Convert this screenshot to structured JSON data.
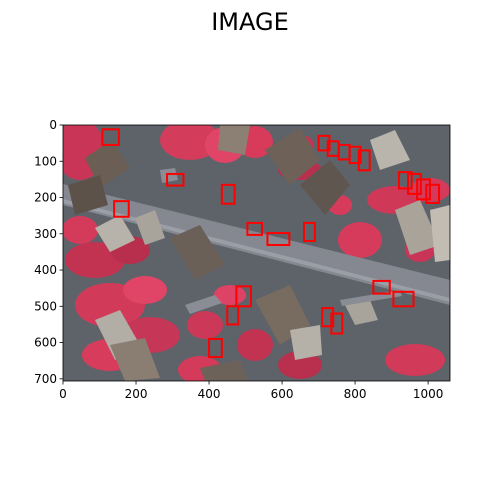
{
  "figure": {
    "title": "IMAGE"
  },
  "axes": {
    "x_ticks": [
      0,
      200,
      400,
      600,
      800,
      1000
    ],
    "y_ticks": [
      0,
      100,
      200,
      300,
      400,
      500,
      600,
      700
    ],
    "x_range": [
      0,
      1060
    ],
    "y_range": [
      0,
      706
    ],
    "y_inverted": true
  },
  "image": {
    "description_hidden": true,
    "style": "false-color infrared aerial photograph",
    "colors": {
      "vegetation": "#d83a5a",
      "vegetation_dark": "#a8284a",
      "road": "#7d8088",
      "roof": "#6e6258",
      "roof_light": "#b9b4ac",
      "ground": "#5a5f66"
    }
  },
  "boxes": {
    "color": "#ff0000",
    "items": [
      {
        "x": 108,
        "y": 12,
        "w": 45,
        "h": 43
      },
      {
        "x": 140,
        "y": 210,
        "w": 40,
        "h": 43
      },
      {
        "x": 285,
        "y": 135,
        "w": 45,
        "h": 32
      },
      {
        "x": 435,
        "y": 165,
        "w": 35,
        "h": 52
      },
      {
        "x": 505,
        "y": 270,
        "w": 40,
        "h": 33
      },
      {
        "x": 560,
        "y": 298,
        "w": 60,
        "h": 33
      },
      {
        "x": 660,
        "y": 270,
        "w": 30,
        "h": 50
      },
      {
        "x": 700,
        "y": 30,
        "w": 30,
        "h": 40
      },
      {
        "x": 725,
        "y": 45,
        "w": 30,
        "h": 40
      },
      {
        "x": 755,
        "y": 55,
        "w": 30,
        "h": 40
      },
      {
        "x": 785,
        "y": 60,
        "w": 30,
        "h": 45
      },
      {
        "x": 810,
        "y": 70,
        "w": 30,
        "h": 55
      },
      {
        "x": 920,
        "y": 130,
        "w": 35,
        "h": 45
      },
      {
        "x": 945,
        "y": 135,
        "w": 35,
        "h": 55
      },
      {
        "x": 970,
        "y": 150,
        "w": 35,
        "h": 55
      },
      {
        "x": 995,
        "y": 165,
        "w": 35,
        "h": 50
      },
      {
        "x": 850,
        "y": 430,
        "w": 45,
        "h": 35
      },
      {
        "x": 905,
        "y": 460,
        "w": 55,
        "h": 40
      },
      {
        "x": 475,
        "y": 445,
        "w": 40,
        "h": 55
      },
      {
        "x": 450,
        "y": 500,
        "w": 30,
        "h": 50
      },
      {
        "x": 710,
        "y": 505,
        "w": 30,
        "h": 50
      },
      {
        "x": 735,
        "y": 520,
        "w": 30,
        "h": 55
      },
      {
        "x": 400,
        "y": 590,
        "w": 35,
        "h": 50
      }
    ]
  }
}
·····
**Your objective**
Go through the material line by line. Show each line that contains the string "true".

**The solution**
    "y_inverted": true
    "description_hidden": true,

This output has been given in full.